(Stored data)
◇ ◇ ◇ ◇ ◇ ◇ ◇

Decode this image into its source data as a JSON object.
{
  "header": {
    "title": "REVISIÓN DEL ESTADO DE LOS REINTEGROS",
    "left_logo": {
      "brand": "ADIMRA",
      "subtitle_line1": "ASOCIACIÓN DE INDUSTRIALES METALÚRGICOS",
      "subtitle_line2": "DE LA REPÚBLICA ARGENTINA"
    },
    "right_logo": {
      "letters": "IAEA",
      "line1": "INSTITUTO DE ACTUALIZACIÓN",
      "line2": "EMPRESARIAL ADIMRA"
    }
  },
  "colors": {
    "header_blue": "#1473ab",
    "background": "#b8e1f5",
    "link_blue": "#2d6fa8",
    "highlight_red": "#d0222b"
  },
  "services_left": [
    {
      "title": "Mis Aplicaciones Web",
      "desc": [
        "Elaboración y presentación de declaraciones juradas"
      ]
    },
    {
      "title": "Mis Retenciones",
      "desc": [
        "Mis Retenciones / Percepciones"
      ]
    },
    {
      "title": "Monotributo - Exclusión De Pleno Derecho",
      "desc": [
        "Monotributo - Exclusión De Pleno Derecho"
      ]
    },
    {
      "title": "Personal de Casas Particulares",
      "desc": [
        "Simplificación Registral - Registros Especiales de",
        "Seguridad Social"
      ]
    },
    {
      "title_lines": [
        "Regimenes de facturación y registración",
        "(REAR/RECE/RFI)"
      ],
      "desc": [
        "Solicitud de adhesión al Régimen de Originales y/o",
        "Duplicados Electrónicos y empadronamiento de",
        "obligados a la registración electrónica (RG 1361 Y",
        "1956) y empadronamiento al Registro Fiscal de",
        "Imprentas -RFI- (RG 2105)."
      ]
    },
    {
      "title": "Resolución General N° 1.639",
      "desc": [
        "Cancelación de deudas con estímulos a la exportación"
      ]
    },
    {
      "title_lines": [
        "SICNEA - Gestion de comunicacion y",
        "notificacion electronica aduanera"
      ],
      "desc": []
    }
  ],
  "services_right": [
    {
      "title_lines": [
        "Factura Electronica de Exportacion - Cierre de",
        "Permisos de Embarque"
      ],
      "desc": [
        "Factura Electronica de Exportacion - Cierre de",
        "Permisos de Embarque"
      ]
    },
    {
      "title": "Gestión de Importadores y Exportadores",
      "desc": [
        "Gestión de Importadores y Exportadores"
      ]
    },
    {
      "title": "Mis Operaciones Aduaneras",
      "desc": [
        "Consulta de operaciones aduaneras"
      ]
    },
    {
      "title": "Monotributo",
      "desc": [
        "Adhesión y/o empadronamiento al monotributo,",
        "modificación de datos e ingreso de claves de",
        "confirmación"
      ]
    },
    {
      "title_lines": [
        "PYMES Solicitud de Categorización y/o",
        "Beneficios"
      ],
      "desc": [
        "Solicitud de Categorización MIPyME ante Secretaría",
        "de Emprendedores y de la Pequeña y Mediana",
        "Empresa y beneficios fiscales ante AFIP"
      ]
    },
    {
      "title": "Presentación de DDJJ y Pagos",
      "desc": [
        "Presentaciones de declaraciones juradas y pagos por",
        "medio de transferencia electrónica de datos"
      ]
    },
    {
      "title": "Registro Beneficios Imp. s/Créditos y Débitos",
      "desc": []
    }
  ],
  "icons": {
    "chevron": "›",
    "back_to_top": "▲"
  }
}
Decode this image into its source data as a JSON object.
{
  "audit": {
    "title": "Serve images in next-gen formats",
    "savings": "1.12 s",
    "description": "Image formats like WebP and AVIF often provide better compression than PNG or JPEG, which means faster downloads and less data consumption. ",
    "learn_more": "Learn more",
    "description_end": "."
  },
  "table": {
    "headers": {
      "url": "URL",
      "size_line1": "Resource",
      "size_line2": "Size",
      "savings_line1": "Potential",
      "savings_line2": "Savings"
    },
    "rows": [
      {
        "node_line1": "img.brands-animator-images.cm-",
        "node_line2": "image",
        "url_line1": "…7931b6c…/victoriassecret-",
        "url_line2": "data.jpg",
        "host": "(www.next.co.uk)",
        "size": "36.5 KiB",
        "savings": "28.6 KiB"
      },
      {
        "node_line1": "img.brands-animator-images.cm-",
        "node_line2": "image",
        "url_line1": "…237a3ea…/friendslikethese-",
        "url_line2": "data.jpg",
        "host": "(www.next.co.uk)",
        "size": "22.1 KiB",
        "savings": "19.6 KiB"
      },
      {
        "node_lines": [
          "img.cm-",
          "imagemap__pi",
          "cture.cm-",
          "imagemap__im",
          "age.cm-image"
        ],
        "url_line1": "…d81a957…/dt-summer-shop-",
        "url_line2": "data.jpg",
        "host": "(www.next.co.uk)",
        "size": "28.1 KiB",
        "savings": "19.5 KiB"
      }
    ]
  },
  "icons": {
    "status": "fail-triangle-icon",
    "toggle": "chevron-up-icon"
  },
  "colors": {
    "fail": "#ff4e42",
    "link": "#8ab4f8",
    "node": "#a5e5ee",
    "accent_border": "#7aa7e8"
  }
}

◇ ◇ ◇ ◇ ◇ ◇ ◇

To do
Every line that holds the word "Exclusión" should be extracted.

The answer
      "title": "Monotributo - Exclusión De Pleno Derecho",
        "Monotributo - Exclusión De Pleno Derecho"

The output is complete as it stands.